> **Recorded data**

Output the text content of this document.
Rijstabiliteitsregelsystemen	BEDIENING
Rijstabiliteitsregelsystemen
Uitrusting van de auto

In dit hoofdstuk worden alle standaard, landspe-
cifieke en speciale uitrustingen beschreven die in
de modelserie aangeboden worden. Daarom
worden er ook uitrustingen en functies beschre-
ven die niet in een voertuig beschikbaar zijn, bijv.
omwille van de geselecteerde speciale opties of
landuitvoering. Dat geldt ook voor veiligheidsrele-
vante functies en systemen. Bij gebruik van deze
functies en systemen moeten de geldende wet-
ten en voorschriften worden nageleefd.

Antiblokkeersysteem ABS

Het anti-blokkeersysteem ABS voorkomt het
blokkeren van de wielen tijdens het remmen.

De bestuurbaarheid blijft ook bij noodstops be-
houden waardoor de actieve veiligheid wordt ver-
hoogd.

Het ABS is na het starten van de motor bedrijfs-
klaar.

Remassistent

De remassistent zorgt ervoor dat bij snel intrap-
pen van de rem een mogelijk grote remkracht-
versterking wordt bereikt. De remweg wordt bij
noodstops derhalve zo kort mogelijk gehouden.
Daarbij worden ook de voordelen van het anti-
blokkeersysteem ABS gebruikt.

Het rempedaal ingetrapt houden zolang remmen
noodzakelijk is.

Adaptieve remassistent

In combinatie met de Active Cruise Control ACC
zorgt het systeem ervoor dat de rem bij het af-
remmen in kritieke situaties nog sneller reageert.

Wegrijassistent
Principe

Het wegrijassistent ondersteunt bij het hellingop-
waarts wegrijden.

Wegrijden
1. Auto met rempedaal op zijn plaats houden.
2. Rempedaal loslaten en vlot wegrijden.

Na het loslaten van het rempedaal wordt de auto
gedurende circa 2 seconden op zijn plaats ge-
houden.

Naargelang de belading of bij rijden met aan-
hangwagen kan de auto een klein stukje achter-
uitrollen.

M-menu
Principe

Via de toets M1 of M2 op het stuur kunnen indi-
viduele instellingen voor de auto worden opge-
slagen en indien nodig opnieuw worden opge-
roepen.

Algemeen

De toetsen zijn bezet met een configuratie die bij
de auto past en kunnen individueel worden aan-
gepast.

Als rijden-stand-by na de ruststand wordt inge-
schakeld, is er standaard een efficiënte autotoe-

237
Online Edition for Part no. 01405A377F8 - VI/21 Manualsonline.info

> **What the task asks**
Using the records above, copy each line that contains "ervoor".

> **Output for this task**
De remassistent zorgt ervoor dat bij snel intrap-
zorgt het systeem ervoor dat de rem bij het af-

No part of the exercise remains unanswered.